[Items from a dataset]
┏━━

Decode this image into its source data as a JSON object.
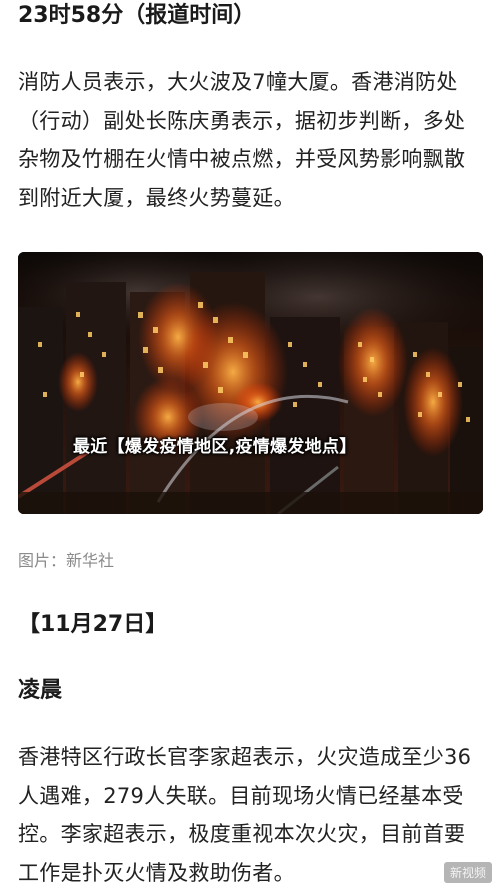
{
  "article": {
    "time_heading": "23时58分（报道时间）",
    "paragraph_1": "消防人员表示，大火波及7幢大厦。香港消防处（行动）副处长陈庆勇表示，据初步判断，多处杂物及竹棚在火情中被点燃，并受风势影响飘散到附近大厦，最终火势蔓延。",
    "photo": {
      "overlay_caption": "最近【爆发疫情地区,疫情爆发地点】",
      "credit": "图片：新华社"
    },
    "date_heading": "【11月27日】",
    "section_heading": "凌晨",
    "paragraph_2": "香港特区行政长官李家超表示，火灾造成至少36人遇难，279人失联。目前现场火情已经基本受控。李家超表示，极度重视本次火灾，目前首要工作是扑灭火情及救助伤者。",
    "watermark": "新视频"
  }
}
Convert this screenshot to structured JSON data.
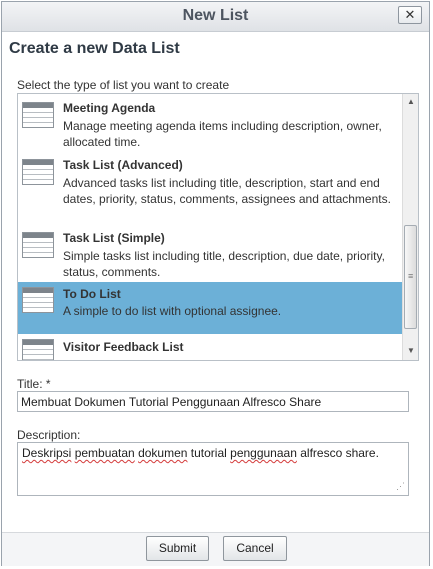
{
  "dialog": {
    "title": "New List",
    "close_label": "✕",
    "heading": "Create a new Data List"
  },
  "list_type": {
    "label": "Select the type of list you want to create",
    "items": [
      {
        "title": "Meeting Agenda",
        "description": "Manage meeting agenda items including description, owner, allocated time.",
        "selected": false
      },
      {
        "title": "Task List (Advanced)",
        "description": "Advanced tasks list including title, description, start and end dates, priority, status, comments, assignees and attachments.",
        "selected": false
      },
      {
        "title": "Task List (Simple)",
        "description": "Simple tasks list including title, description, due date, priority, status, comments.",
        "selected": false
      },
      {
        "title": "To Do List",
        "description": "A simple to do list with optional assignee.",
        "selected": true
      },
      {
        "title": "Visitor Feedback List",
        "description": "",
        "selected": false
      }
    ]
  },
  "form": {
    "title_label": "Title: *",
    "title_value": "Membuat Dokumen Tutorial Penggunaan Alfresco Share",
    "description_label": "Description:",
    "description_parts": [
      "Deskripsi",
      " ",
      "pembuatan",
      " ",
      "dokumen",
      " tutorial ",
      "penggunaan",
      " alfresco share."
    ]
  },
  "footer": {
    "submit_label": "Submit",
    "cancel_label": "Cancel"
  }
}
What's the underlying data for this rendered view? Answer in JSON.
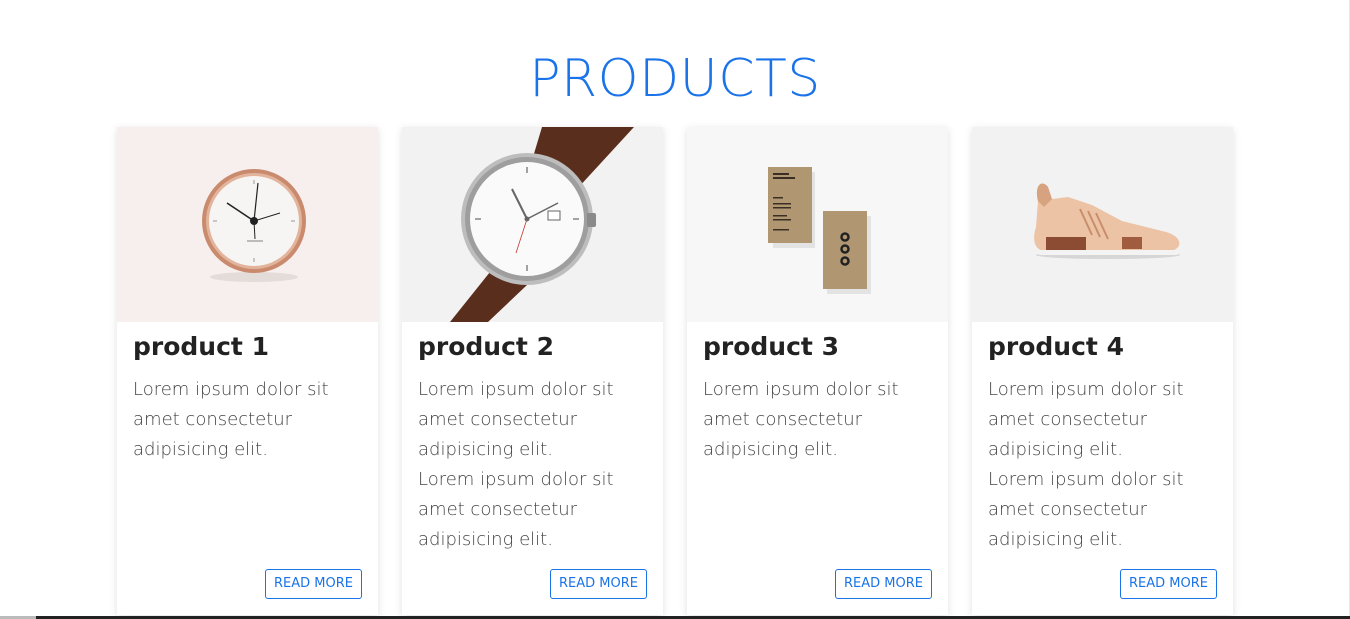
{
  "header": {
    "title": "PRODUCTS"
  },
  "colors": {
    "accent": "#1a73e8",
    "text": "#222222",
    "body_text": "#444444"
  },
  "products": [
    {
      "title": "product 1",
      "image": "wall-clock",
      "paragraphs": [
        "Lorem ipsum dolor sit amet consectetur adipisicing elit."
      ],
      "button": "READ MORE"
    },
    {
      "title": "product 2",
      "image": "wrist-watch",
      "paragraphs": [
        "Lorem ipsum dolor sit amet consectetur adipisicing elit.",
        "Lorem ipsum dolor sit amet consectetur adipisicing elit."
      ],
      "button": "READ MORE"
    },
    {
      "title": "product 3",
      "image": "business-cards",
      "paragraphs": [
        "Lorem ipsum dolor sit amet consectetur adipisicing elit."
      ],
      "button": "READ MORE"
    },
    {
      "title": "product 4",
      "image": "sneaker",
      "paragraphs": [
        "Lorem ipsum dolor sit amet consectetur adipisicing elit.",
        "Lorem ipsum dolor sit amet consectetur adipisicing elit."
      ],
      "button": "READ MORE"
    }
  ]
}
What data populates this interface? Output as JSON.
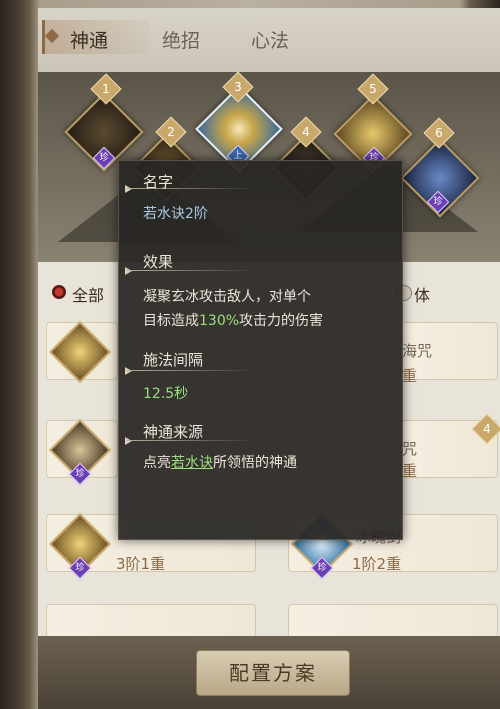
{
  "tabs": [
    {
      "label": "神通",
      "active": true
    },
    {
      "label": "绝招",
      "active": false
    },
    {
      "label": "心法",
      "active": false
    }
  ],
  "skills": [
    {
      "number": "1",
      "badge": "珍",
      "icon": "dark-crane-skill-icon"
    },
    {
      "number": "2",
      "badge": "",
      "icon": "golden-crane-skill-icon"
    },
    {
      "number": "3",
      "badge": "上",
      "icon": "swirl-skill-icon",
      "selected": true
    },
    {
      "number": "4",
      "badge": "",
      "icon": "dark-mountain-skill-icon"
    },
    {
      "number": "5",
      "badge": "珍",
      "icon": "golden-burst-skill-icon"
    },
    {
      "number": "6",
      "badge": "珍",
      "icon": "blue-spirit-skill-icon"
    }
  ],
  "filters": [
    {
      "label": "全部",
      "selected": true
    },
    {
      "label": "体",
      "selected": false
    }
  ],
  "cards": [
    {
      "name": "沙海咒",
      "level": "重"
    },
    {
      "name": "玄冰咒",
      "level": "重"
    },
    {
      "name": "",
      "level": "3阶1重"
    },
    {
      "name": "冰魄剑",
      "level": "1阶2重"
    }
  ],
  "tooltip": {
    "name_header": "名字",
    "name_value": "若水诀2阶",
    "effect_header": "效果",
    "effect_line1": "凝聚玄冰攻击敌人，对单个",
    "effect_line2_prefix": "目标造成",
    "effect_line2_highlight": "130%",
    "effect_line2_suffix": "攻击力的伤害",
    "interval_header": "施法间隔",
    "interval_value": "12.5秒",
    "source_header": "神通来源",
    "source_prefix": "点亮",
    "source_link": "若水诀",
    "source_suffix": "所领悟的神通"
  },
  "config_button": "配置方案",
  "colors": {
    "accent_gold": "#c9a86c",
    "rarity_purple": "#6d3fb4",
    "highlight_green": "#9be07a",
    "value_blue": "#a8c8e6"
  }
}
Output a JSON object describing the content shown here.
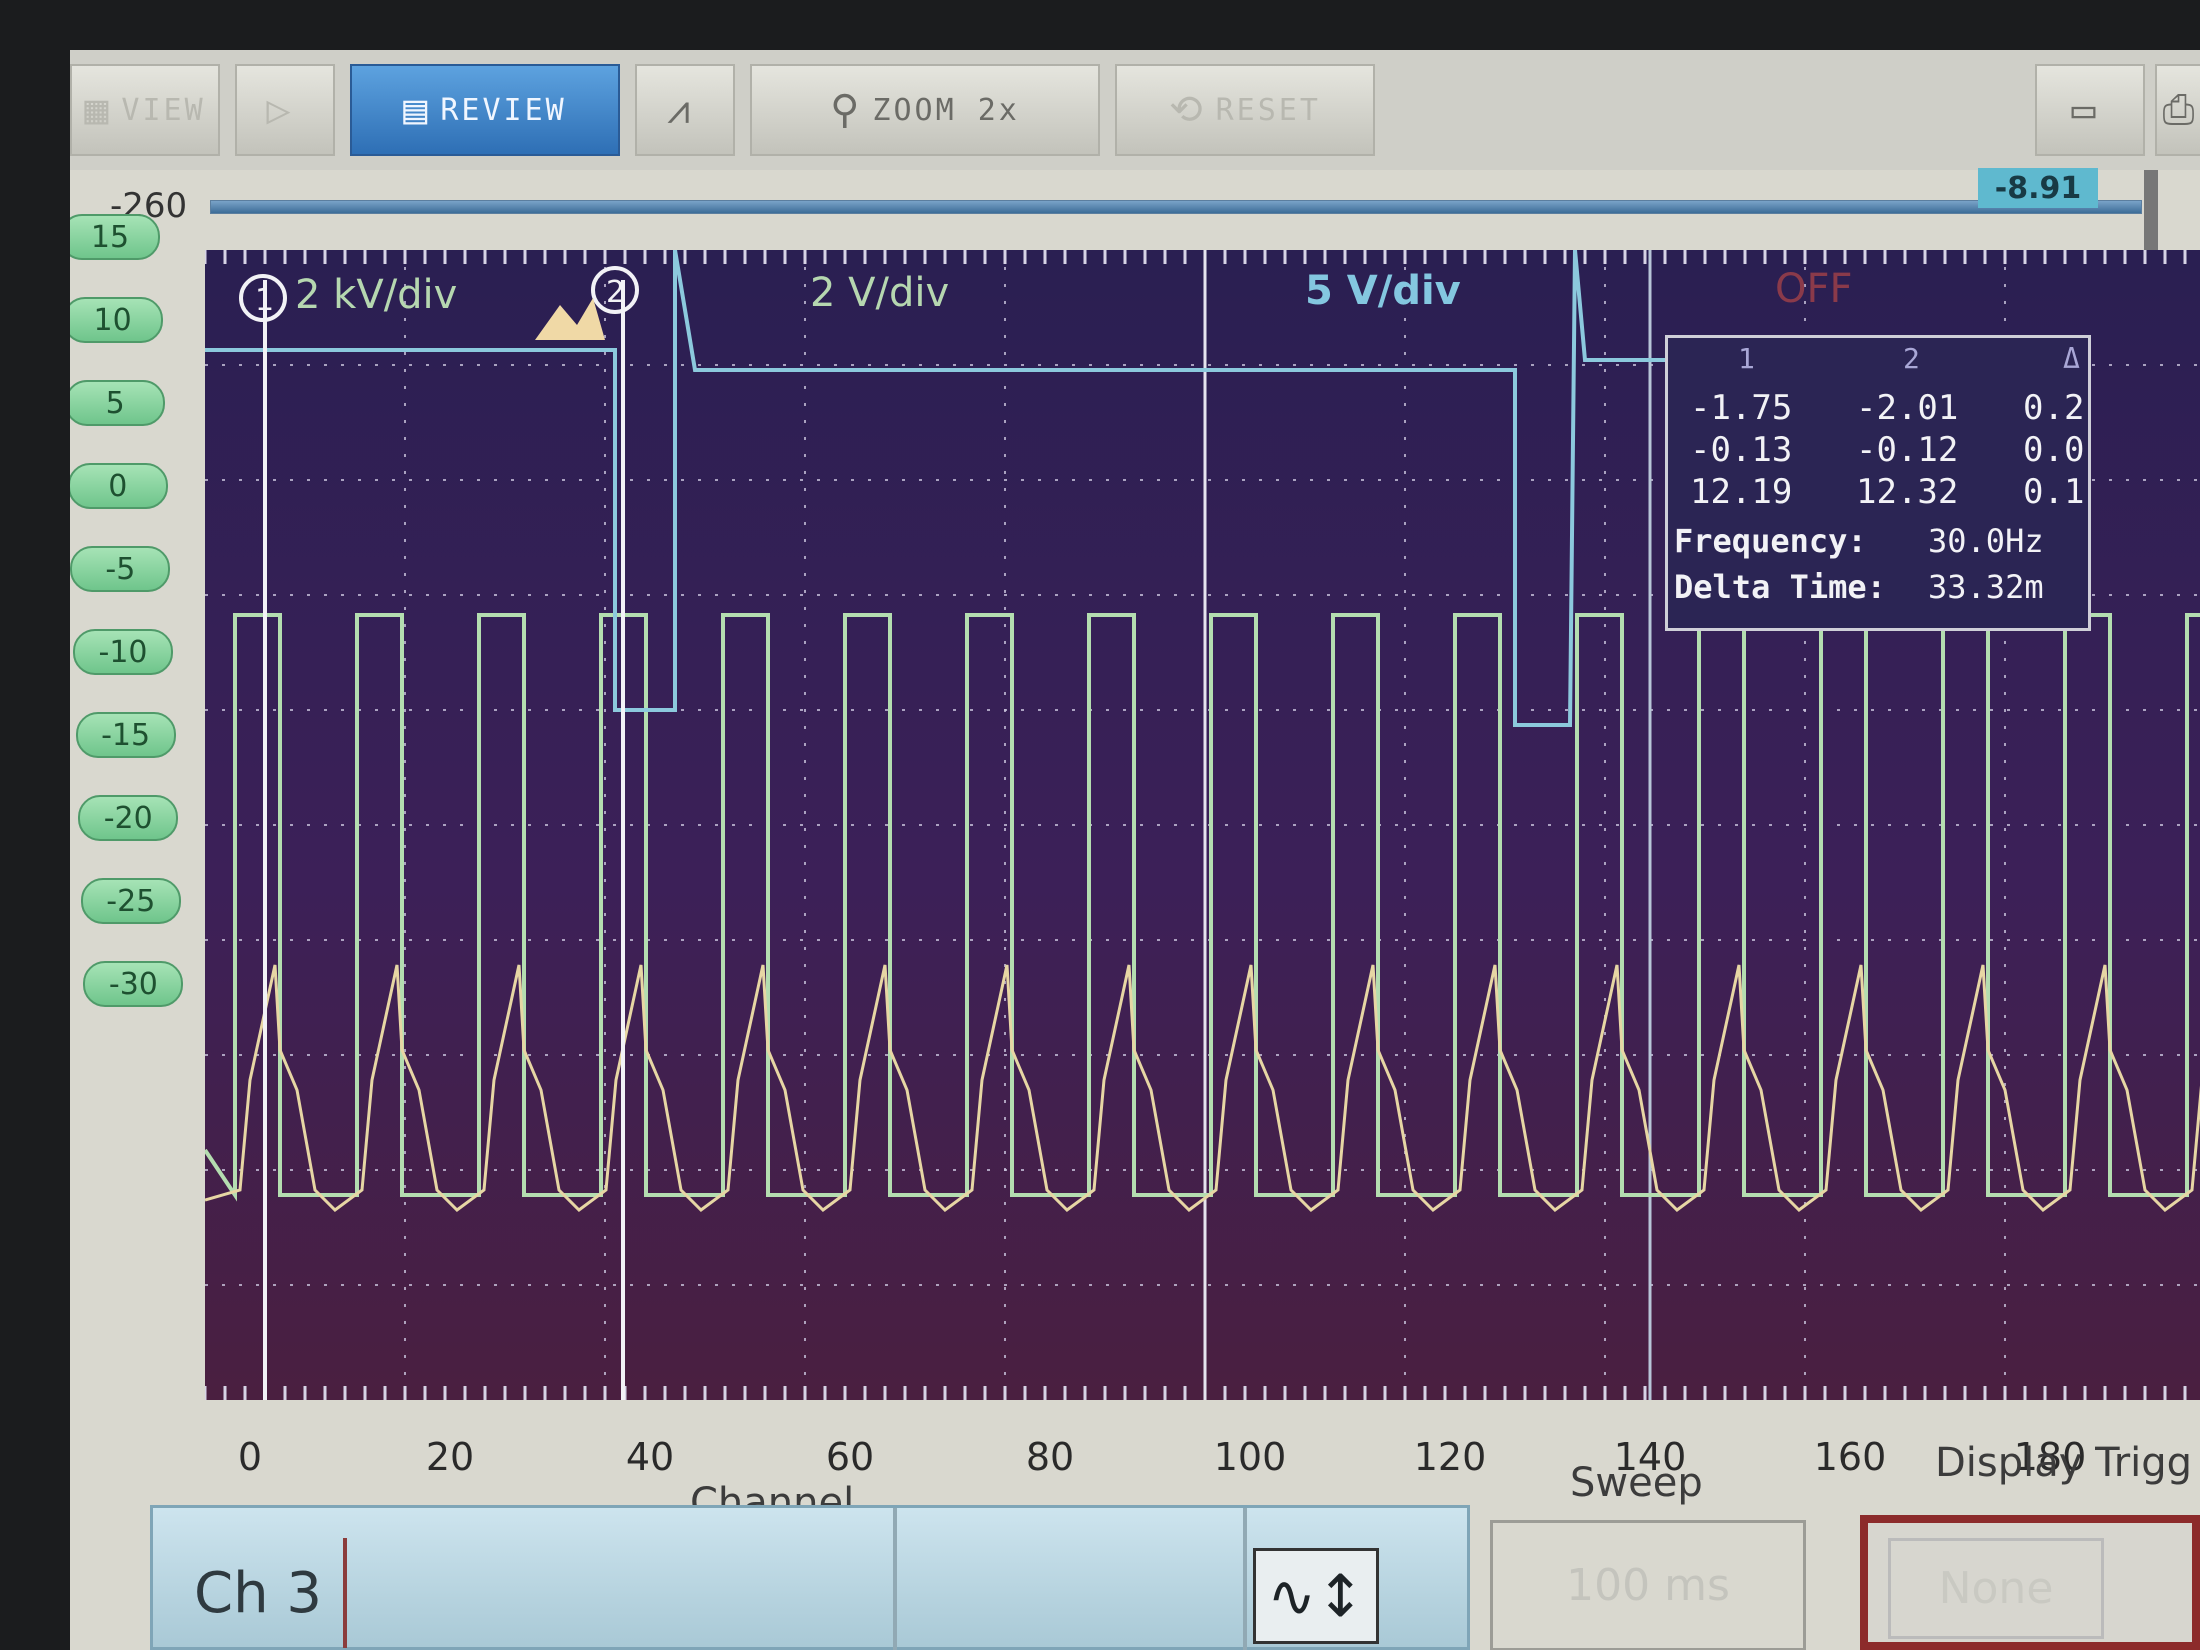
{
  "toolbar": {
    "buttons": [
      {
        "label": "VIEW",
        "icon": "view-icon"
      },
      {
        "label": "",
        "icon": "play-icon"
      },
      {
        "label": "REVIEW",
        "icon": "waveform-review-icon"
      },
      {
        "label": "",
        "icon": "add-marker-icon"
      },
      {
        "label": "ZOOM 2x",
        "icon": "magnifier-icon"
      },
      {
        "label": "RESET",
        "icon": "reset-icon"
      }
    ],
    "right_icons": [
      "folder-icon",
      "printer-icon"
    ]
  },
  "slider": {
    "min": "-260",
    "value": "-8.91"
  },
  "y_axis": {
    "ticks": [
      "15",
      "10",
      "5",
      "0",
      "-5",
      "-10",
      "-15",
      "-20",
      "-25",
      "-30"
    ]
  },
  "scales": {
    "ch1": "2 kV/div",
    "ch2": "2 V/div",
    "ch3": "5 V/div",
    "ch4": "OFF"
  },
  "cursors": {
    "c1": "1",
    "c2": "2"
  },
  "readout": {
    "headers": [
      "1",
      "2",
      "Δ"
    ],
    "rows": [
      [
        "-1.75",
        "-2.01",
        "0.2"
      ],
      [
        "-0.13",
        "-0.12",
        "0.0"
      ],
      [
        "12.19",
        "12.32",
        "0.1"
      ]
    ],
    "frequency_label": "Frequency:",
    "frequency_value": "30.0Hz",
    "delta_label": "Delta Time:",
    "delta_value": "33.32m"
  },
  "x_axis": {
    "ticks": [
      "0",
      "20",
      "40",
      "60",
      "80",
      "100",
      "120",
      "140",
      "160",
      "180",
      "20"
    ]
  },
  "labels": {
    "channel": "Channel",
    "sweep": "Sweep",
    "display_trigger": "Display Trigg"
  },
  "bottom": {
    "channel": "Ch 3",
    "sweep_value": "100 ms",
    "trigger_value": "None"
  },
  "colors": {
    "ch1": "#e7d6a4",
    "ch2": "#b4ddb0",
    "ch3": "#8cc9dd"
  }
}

┗━━

All the lines above are to be given again exactly as they read, with the pictures removed.

Decode this image into its source data as a JSON object.
{
  "article": {
    "time_heading": "23时58分（报道时间）",
    "paragraph_1": "消防人员表示，大火波及7幢大厦。香港消防处（行动）副处长陈庆勇表示，据初步判断，多处杂物及竹棚在火情中被点燃，并受风势影响飘散到附近大厦，最终火势蔓延。",
    "photo": {
      "overlay_caption": "最近【爆发疫情地区,疫情爆发地点】",
      "credit": "图片：新华社"
    },
    "date_heading": "【11月27日】",
    "section_heading": "凌晨",
    "paragraph_2": "香港特区行政长官李家超表示，火灾造成至少36人遇难，279人失联。目前现场火情已经基本受控。李家超表示，极度重视本次火灾，目前首要工作是扑灭火情及救助伤者。",
    "watermark": "新视频"
  }
}
Convert this screenshot to structured JSON data.
{
  "dialog": {
    "title": "New List",
    "close_label": "✕",
    "heading": "Create a new Data List"
  },
  "list_type": {
    "label": "Select the type of list you want to create",
    "items": [
      {
        "title": "Meeting Agenda",
        "description": "Manage meeting agenda items including description, owner, allocated time.",
        "selected": false
      },
      {
        "title": "Task List (Advanced)",
        "description": "Advanced tasks list including title, description, start and end dates, priority, status, comments, assignees and attachments.",
        "selected": false
      },
      {
        "title": "Task List (Simple)",
        "description": "Simple tasks list including title, description, due date, priority, status, comments.",
        "selected": false
      },
      {
        "title": "To Do List",
        "description": "A simple to do list with optional assignee.",
        "selected": true
      },
      {
        "title": "Visitor Feedback List",
        "description": "",
        "selected": false
      }
    ]
  },
  "form": {
    "title_label": "Title: *",
    "title_value": "Membuat Dokumen Tutorial Penggunaan Alfresco Share",
    "description_label": "Description:",
    "description_parts": [
      "Deskripsi",
      " ",
      "pembuatan",
      " ",
      "dokumen",
      " tutorial ",
      "penggunaan",
      " alfresco share."
    ]
  },
  "footer": {
    "submit_label": "Submit",
    "cancel_label": "Cancel"
  }
}
What's the underlying data for this rendered view? Answer in JSON.
{
  "header": {
    "title": "PRODUCTS"
  },
  "colors": {
    "accent": "#1a73e8",
    "text": "#222222",
    "body_text": "#444444"
  },
  "products": [
    {
      "title": "product 1",
      "image": "wall-clock",
      "paragraphs": [
        "Lorem ipsum dolor sit amet consectetur adipisicing elit."
      ],
      "button": "READ MORE"
    },
    {
      "title": "product 2",
      "image": "wrist-watch",
      "paragraphs": [
        "Lorem ipsum dolor sit amet consectetur adipisicing elit.",
        "Lorem ipsum dolor sit amet consectetur adipisicing elit."
      ],
      "button": "READ MORE"
    },
    {
      "title": "product 3",
      "image": "business-cards",
      "paragraphs": [
        "Lorem ipsum dolor sit amet consectetur adipisicing elit."
      ],
      "button": "READ MORE"
    },
    {
      "title": "product 4",
      "image": "sneaker",
      "paragraphs": [
        "Lorem ipsum dolor sit amet consectetur adipisicing elit.",
        "Lorem ipsum dolor sit amet consectetur adipisicing elit."
      ],
      "button": "READ MORE"
    }
  ]
}
What data populates this interface? Output as JSON.
{
  "tabs": [
    {
      "label": "神通",
      "active": true
    },
    {
      "label": "绝招",
      "active": false
    },
    {
      "label": "心法",
      "active": false
    }
  ],
  "skills": [
    {
      "number": "1",
      "badge": "珍",
      "icon": "dark-crane-skill-icon"
    },
    {
      "number": "2",
      "badge": "",
      "icon": "golden-crane-skill-icon"
    },
    {
      "number": "3",
      "badge": "上",
      "icon": "swirl-skill-icon",
      "selected": true
    },
    {
      "number": "4",
      "badge": "",
      "icon": "dark-mountain-skill-icon"
    },
    {
      "number": "5",
      "badge": "珍",
      "icon": "golden-burst-skill-icon"
    },
    {
      "number": "6",
      "badge": "珍",
      "icon": "blue-spirit-skill-icon"
    }
  ],
  "filters": [
    {
      "label": "全部",
      "selected": true
    },
    {
      "label": "体",
      "selected": false
    }
  ],
  "cards": [
    {
      "name": "沙海咒",
      "level": "重"
    },
    {
      "name": "玄冰咒",
      "level": "重"
    },
    {
      "name": "",
      "level": "3阶1重"
    },
    {
      "name": "冰魄剑",
      "level": "1阶2重"
    }
  ],
  "tooltip": {
    "name_header": "名字",
    "name_value": "若水诀2阶",
    "effect_header": "效果",
    "effect_line1": "凝聚玄冰攻击敌人，对单个",
    "effect_line2_prefix": "目标造成",
    "effect_line2_highlight": "130%",
    "effect_line2_suffix": "攻击力的伤害",
    "interval_header": "施法间隔",
    "interval_value": "12.5秒",
    "source_header": "神通来源",
    "source_prefix": "点亮",
    "source_link": "若水诀",
    "source_suffix": "所领悟的神通"
  },
  "config_button": "配置方案",
  "colors": {
    "accent_gold": "#c9a86c",
    "rarity_purple": "#6d3fb4",
    "highlight_green": "#9be07a",
    "value_blue": "#a8c8e6"
  }
}
Output a JSON object describing the content shown here.
{
  "toolbar": {
    "buttons": [
      {
        "label": "VIEW",
        "icon": "view-icon"
      },
      {
        "label": "",
        "icon": "play-icon"
      },
      {
        "label": "REVIEW",
        "icon": "waveform-review-icon"
      },
      {
        "label": "",
        "icon": "add-marker-icon"
      },
      {
        "label": "ZOOM 2x",
        "icon": "magnifier-icon"
      },
      {
        "label": "RESET",
        "icon": "reset-icon"
      }
    ],
    "right_icons": [
      "folder-icon",
      "printer-icon"
    ]
  },
  "slider": {
    "min": "-260",
    "value": "-8.91"
  },
  "y_axis": {
    "ticks": [
      "15",
      "10",
      "5",
      "0",
      "-5",
      "-10",
      "-15",
      "-20",
      "-25",
      "-30"
    ]
  },
  "scales": {
    "ch1": "2 kV/div",
    "ch2": "2 V/div",
    "ch3": "5 V/div",
    "ch4": "OFF"
  },
  "cursors": {
    "c1": "1",
    "c2": "2"
  },
  "readout": {
    "headers": [
      "1",
      "2",
      "Δ"
    ],
    "rows": [
      [
        "-1.75",
        "-2.01",
        "0.2"
      ],
      [
        "-0.13",
        "-0.12",
        "0.0"
      ],
      [
        "12.19",
        "12.32",
        "0.1"
      ]
    ],
    "frequency_label": "Frequency:",
    "frequency_value": "30.0Hz",
    "delta_label": "Delta Time:",
    "delta_value": "33.32m"
  },
  "x_axis": {
    "ticks": [
      "0",
      "20",
      "40",
      "60",
      "80",
      "100",
      "120",
      "140",
      "160",
      "180",
      "20"
    ]
  },
  "labels": {
    "channel": "Channel",
    "sweep": "Sweep",
    "display_trigger": "Display Trigg"
  },
  "bottom": {
    "channel": "Ch 3",
    "sweep_value": "100 ms",
    "trigger_value": "None"
  },
  "colors": {
    "ch1": "#e7d6a4",
    "ch2": "#b4ddb0",
    "ch3": "#8cc9dd"
  }
}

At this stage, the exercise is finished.